- [Instructions for the task]: An exact repeat is needed of the lines from the one with "Extract all readable text from this page." through the last line of the data below. Please omit the pictures.

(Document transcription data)
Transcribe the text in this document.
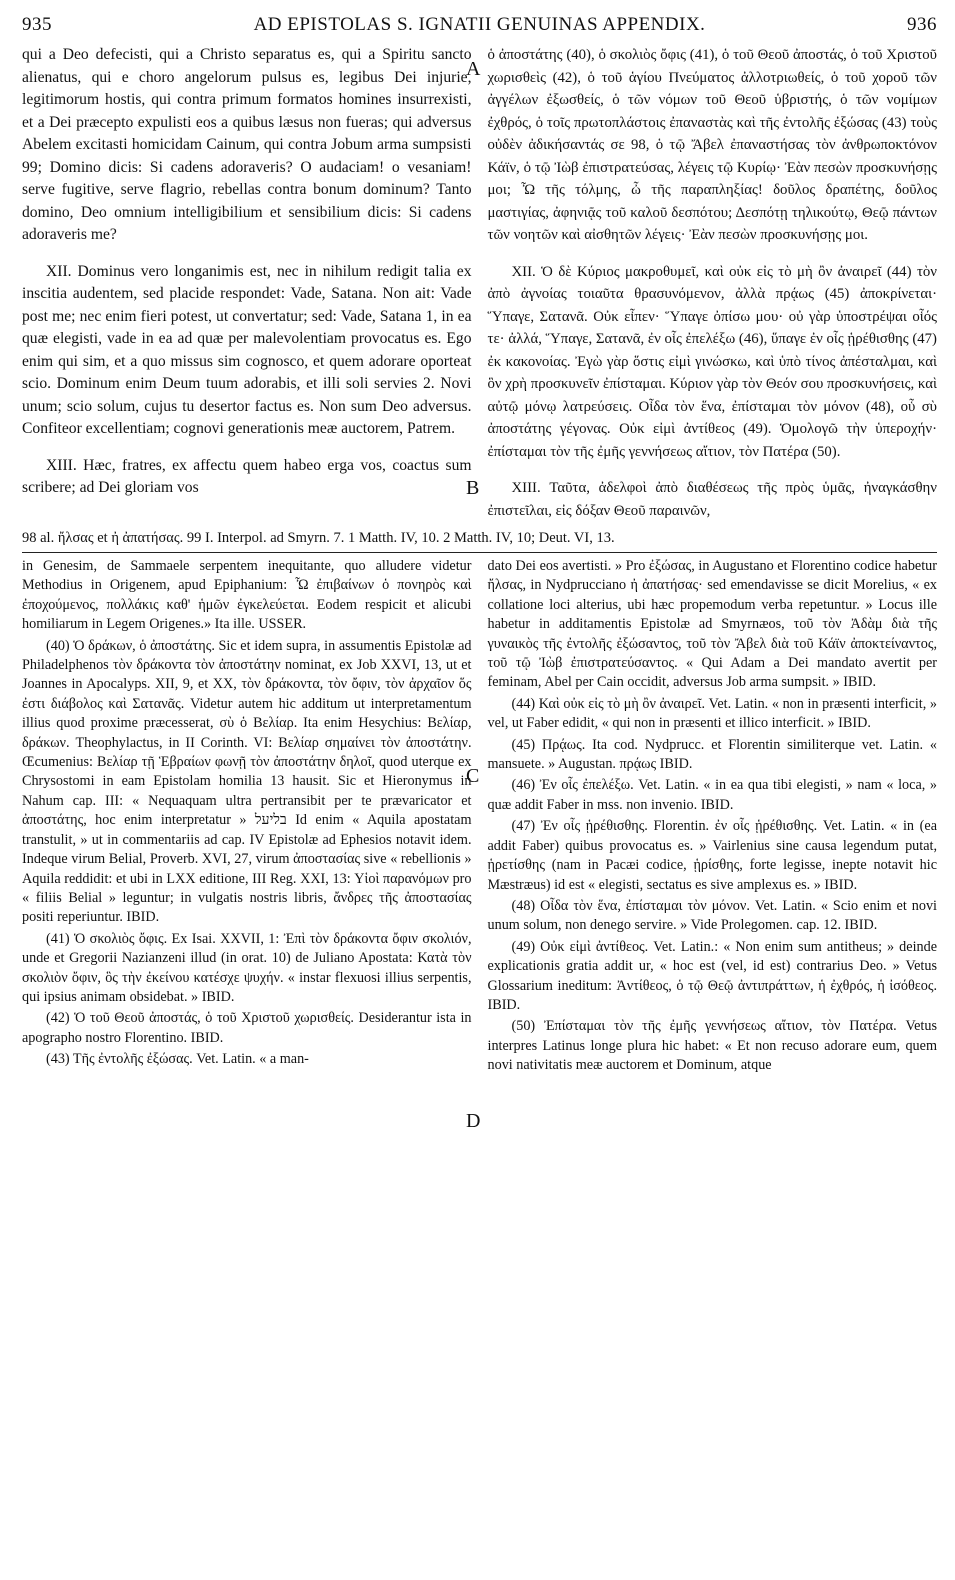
935	AD EPISTOLAS S. IGNATII GENUINAS APPENDIX.	936
A
B
C
D

qui a Deo defecisti, qui a Christo separatus es, qui a Spiritu sancto alienatus, qui e choro angelorum pulsus es, legibus Dei injurie, legitimorum hostis, qui contra primum formatos homines insurrexisti, et a Dei præcepto expulisti eos a quibus læsus non fueras; qui adversus Abelem excitasti homicidam Cainum, qui contra Jobum arma sumpsisti 99; Domino dicis: Si cadens adoraveris? O audaciam! o vesaniam! serve fugitive, serve flagrio, rebellas contra bonum dominum? Tanto domino, Deo omnium intelligibilium et sensibilium dicis: Si cadens adoraveris me?

XII. Dominus vero longanimis est, nec in nihilum redigit talia ex inscitia audentem, sed placide respondet: Vade, Satana. Non ait: Vade post me; nec enim fieri potest, ut convertatur; sed: Vade, Satana 1, in ea quæ elegisti, vade in ea ad quæ per malevolentiam provocatus es. Ego enim qui sim, et a quo missus sim cognosco, et quem adorare oporteat scio. Dominum enim Deum tuum adorabis, et illi soli servies 2. Novi unum; scio solum, cujus tu desertor factus es. Non sum Deo adversus. Confiteor excellentiam; cognovi generationis meæ auctorem, Patrem.

XIII. Hæc, fratres, ex affectu quem habeo erga vos, coactus sum scribere; ad Dei gloriam vos

ὁ ἀποστάτης (40), ὁ σκολιὸς ὄφις (41), ὁ τοῦ Θεοῦ ἀποστάς, ὁ τοῦ Χριστοῦ χωρισθεὶς (42), ὁ τοῦ ἁγίου Πνεύματος ἀλλοτριωθείς, ὁ τοῦ χοροῦ τῶν ἀγγέλων ἐξωσθείς, ὁ τῶν νόμων τοῦ Θεοῦ ὑβριστής, ὁ τῶν νομίμων ἐχθρός, ὁ τοῖς πρωτοπλάστοις ἐπαναστὰς καὶ τῆς ἐντολῆς ἐξώσας (43) τοὺς οὐδὲν ἀδικήσαντάς σε 98, ὁ τῷ Ἄβελ ἐπαναστήσας τὸν ἀνθρωποκτόνον Κάϊν, ὁ τῷ Ἰὼβ ἐπιστρατεύσας, λέγεις τῷ Κυρίῳ· Ἐὰν πεσὼν προσκυνήσῃς μοι; Ὦ τῆς τόλμης, ὦ τῆς παραπληξίας! δοῦλος δραπέτης, δοῦλος μαστιγίας, ἀφηνιᾷς τοῦ καλοῦ δεσπότου; Δεσπότῃ τηλικούτῳ, Θεῷ πάντων τῶν νοητῶν καὶ αἰσθητῶν λέγεις· Ἐὰν πεσὼν προσκυνήσῃς μοι.

XII. Ὁ δὲ Κύριος μακροθυμεῖ, καὶ οὐκ εἰς τὸ μὴ ὂν ἀναιρεῖ (44) τὸν ἀπὸ ἀγνοίας τοιαῦτα θρασυνόμενον, ἀλλὰ πρᾴως (45) ἀποκρίνεται· Ὕπαγε, Σατανᾶ. Οὐκ εἶπεν· Ὕπαγε ὀπίσω μου· οὐ γὰρ ὑποστρέψαι οἷός τε· ἀλλά, Ὕπαγε, Σατανᾶ, ἐν οἷς ἐπελέξω (46), ὕπαγε ἐν οἷς ᾑρέθισθης (47) ἐκ κακονοίας. Ἐγὼ γὰρ ὅστις εἰμὶ γινώσκω, καὶ ὑπὸ τίνος ἀπέσταλμαι, καὶ ὃν χρὴ προσκυνεῖν ἐπίσταμαι. Κύριον γὰρ τὸν Θεόν σου προσκυνήσεις, καὶ αὐτῷ μόνῳ λατρεύσεις. Οἶδα τὸν ἕνα, ἐπίσταμαι τὸν μόνον (48), οὗ σὺ ἀποστάτης γέγονας. Οὐκ εἰμὶ ἀντίθεος (49). Ὁμολογῶ τὴν ὑπεροχήν· ἐπίσταμαι τὸν τῆς ἐμῆς γεννήσεως αἴτιον, τὸν Πατέρα (50).

XIII. Ταῦτα, ἀδελφοὶ ἀπὸ διαθέσεως τῆς πρὸς ὑμᾶς, ἠναγκάσθην ἐπιστεῖλαι, εἰς δόξαν Θεοῦ παραινῶν,

98 al. ἤλσας et ἠ ἀπατήσας. 99 I. Interpol. ad Smyrn. 7. 1 Matth. IV, 10. 2 Matth. IV, 10; Deut. VI, 13.

in Genesim, de Sammaele serpentem inequitante, quo alludere videtur Methodius in Origenem, apud Epiphanium: Ὦ ἐπιβαίνων ὁ πονηρὸς καὶ ἐποχούμενος, πολλάκις καθ' ἡμῶν ἐγκελεύεται. Eodem respicit et alicubi homiliarum in Legem Origenes.» Ita ille. USSER.

(40) Ὁ δράκων, ὁ ἀποστάτης. Sic et idem supra, in assumentis Epistolæ ad Philadelphenos τὸν δράκοντα τὸν ἀποστάτην nominat, ex Job XXVI, 13, ut et Joannes in Apocalyps. XII, 9, et XX, τὸν δράκοντα, τὸν ὄφιν, τὸν ἀρχαῖον ὅς ἐστι διάβολος καὶ Σατανᾶς. Videtur autem hic additum ut interpretamentum illius quod proxime præcesserat, σὺ ὁ Βελίαρ. Ita enim Hesychius: Βελίαρ, δράκων. Theophylactus, in II Corinth. VI: Βελίαρ σημαίνει τὸν ἀποστάτην. Œcumenius: Βελίαρ τῇ Ἑβραίων φωνῇ τὸν ἀποστάτην δηλοῖ, quod uterque ex Chrysostomi in eam Epistolam homilia 13 hausit. Sic et Hieronymus in Nahum cap. III: « Nequaquam ultra pertransibit per te prævaricator et ἀποστάτης, hoc enim interpretatur » בליעל Id enim « Aquila apostatam transtulit, » ut in commentariis ad cap. IV Epistolæ ad Ephesios notavit idem. Indeque virum Belial, Proverb. XVI, 27, virum ἀποστασίας sive « rebellionis » Aquila reddidit: et ubi in LXX editione, III Reg. XXI, 13: Υἱοὶ παρανόμων pro « filiis Belial » leguntur; in vulgatis nostris libris, ἄνδρες τῆς ἀποστασίας positi reperiuntur. IBID.

(41) Ὁ σκολιὸς ὄφις. Ex Isai. XXVII, 1: Ἐπὶ τὸν δράκοντα ὄφιν σκολιόν, unde et Gregorii Nazianzeni illud (in orat. 10) de Juliano Apostata: Κατὰ τὸν σκολιὸν ὄφιν, ὃς τὴν ἐκείνου κατέσχε ψυχήν. « instar flexuosi illius serpentis, qui ipsius animam obsidebat. » IBID.

(42) Ὁ τοῦ Θεοῦ ἀποστάς, ὁ τοῦ Χριστοῦ χωρισθείς. Desiderantur ista in apographo nostro Florentino. IBID.

(43) Τῆς ἐντολῆς ἐξώσας. Vet. Latin. « a man-

dato Dei eos avertisti. » Pro ἐξώσας, in Augustano et Florentino codice habetur ἤλσας, in Nydprucciano ἠ ἀπατήσας· sed emendavisse se dicit Morelius, « ex collatione loci alterius, ubi hæc propemodum verba repetuntur. » Locus ille habetur in additamentis Epistolæ ad Smyrnæos, τοῦ τὸν Ἀδὰμ διὰ τῆς γυναικὸς τῆς ἐντολῆς ἐξώσαντος, τοῦ τὸν Ἄβελ διὰ τοῦ Κάϊν ἀποκτείναντος, τοῦ τῷ Ἰὼβ ἐπιστρατεύσαντος. « Qui Adam a Dei mandato avertit per feminam, Abel per Cain occidit, adversus Job arma sumpsit. » IBID.

(44) Καὶ οὐκ εἰς τὸ μὴ ὂν ἀναιρεῖ. Vet. Latin. « non in præsenti interficit, » vel, ut Faber edidit, « qui non in præsenti et illico interficit. » IBID.

(45) Πρᾴως. Ita cod. Nydprucc. et Florentin similiterque vet. Latin. « mansuete. » Augustan. πρᾴως IBID.

(46) Ἐν οἷς ἐπελέξω. Vet. Latin. « in ea qua tibi elegisti, » nam « loca, » quæ addit Faber in mss. non invenio. IBID.

(47) Ἐν οἷς ᾑρέθισθης. Florentin. ἐν οἷς ᾑρέθισθης. Vet. Latin. « in (ea addit Faber) quibus provocatus es. » Vairlenius sine causa legendum putat, ᾑρετίσθης (nam in Pacæi codice, ᾑρίσθης, forte legisse, inepte notavit hic Mæstræus) id est « elegisti, sectatus es sive amplexus es. » IBID.

(48) Οἶδα τὸν ἕνα, ἐπίσταμαι τὸν μόνον. Vet. Latin. « Scio enim et novi unum solum, non denego servire. » Vide Prolegomen. cap. 12. IBID.

(49) Οὐκ εἰμὶ ἀντίθεος. Vet. Latin.: « Non enim sum antitheus; » deinde explicationis gratia addit ur, « hoc est (vel, id est) contrarius Deo. » Vetus Glossarium ineditum: Ἀντίθεος, ὁ τῷ Θεῷ ἀντιπράττων, ἡ ἐχθρός, ἡ ἰσόθεος. IBID.

(50) Ἐπίσταμαι τὸν τῆς ἐμῆς γεννήσεως αἴτιον, τὸν Πατέρα. Vetus interpres Latinus longe plura hic habet: « Et non recuso adorare eum, quem novi nativitatis meæ auctorem et Dominum, atque
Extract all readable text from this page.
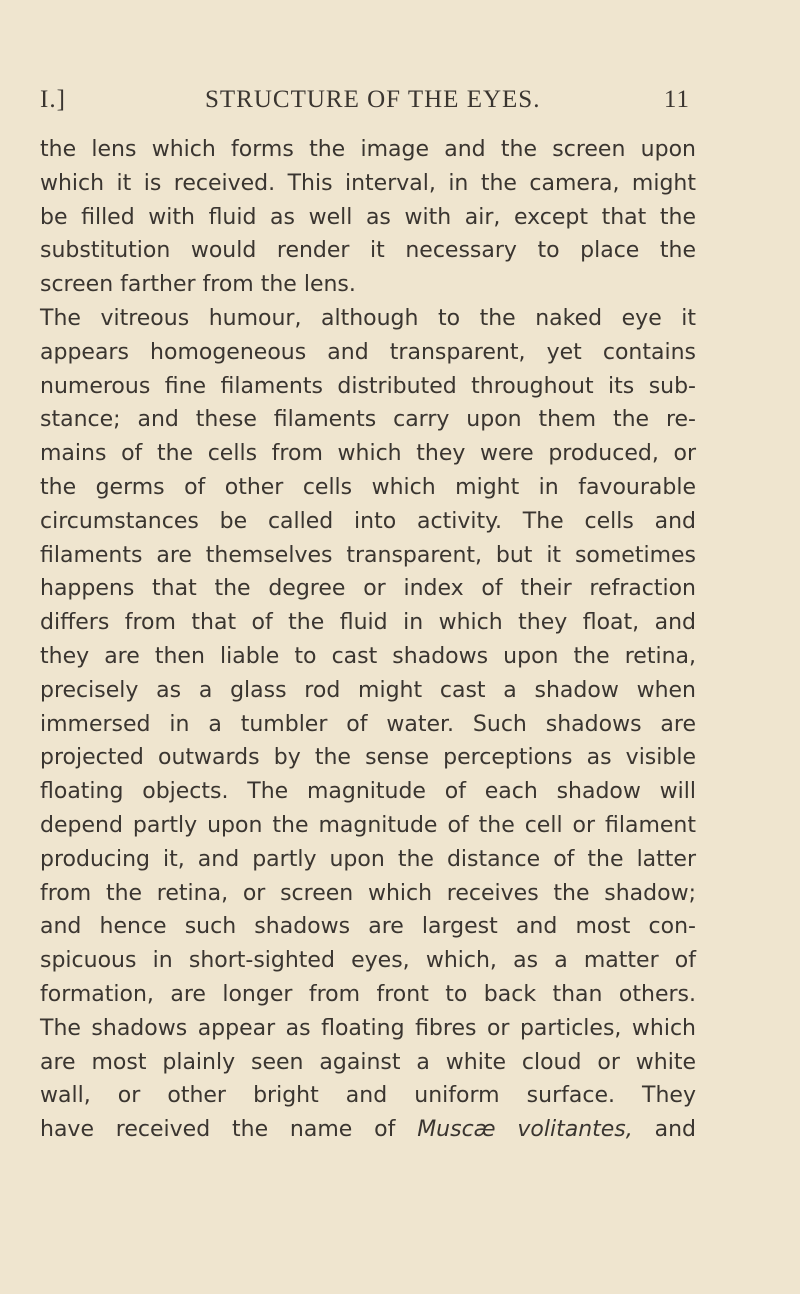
I.]	STRUCTURE OF THE EYES.	11
the lens which forms the image and the screen upon
which it is received. This interval, in the camera, might
be filled with fluid as well as with air, except that the
substitution would render it necessary to place the
screen farther from the lens.
The vitreous humour, although to the naked eye it
appears homogeneous and transparent, yet contains
numerous fine filaments distributed throughout its sub-
stance; and these filaments carry upon them the re-
mains of the cells from which they were produced, or
the germs of other cells which might in favourable
circumstances be called into activity. The cells and
filaments are themselves transparent, but it sometimes
happens that the degree or index of their refraction
differs from that of the fluid in which they float, and
they are then liable to cast shadows upon the retina,
precisely as a glass rod might cast a shadow when
immersed in a tumbler of water. Such shadows are
projected outwards by the sense perceptions as visible
floating objects. The magnitude of each shadow will
depend partly upon the magnitude of the cell or filament
producing it, and partly upon the distance of the latter
from the retina, or screen which receives the shadow;
and hence such shadows are largest and most con-
spicuous in short-sighted eyes, which, as a matter of
formation, are longer from front to back than others.
The shadows appear as floating fibres or particles, which
are most plainly seen against a white cloud or white
wall, or other bright and uniform surface. They
have received the name of Muscæ volitantes, and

- [Task output]:
Extract all readable text from this page.
I.]	STRUCTURE OF THE EYES.	11
the lens which forms the image and the screen upon
which it is received. This interval, in the camera, might
be filled with fluid as well as with air, except that the
substitution would render it necessary to place the
screen farther from the lens.
The vitreous humour, although to the naked eye it
appears homogeneous and transparent, yet contains
numerous fine filaments distributed throughout its sub-
stance; and these filaments carry upon them the re-
mains of the cells from which they were produced, or
the germs of other cells which might in favourable
circumstances be called into activity. The cells and
filaments are themselves transparent, but it sometimes
happens that the degree or index of their refraction
differs from that of the fluid in which they float, and
they are then liable to cast shadows upon the retina,
precisely as a glass rod might cast a shadow when
immersed in a tumbler of water. Such shadows are
projected outwards by the sense perceptions as visible
floating objects. The magnitude of each shadow will
depend partly upon the magnitude of the cell or filament
producing it, and partly upon the distance of the latter
from the retina, or screen which receives the shadow;
and hence such shadows are largest and most con-
spicuous in short-sighted eyes, which, as a matter of
formation, are longer from front to back than others.
The shadows appear as floating fibres or particles, which
are most plainly seen against a white cloud or white
wall, or other bright and uniform surface. They
have received the name of Muscæ volitantes, and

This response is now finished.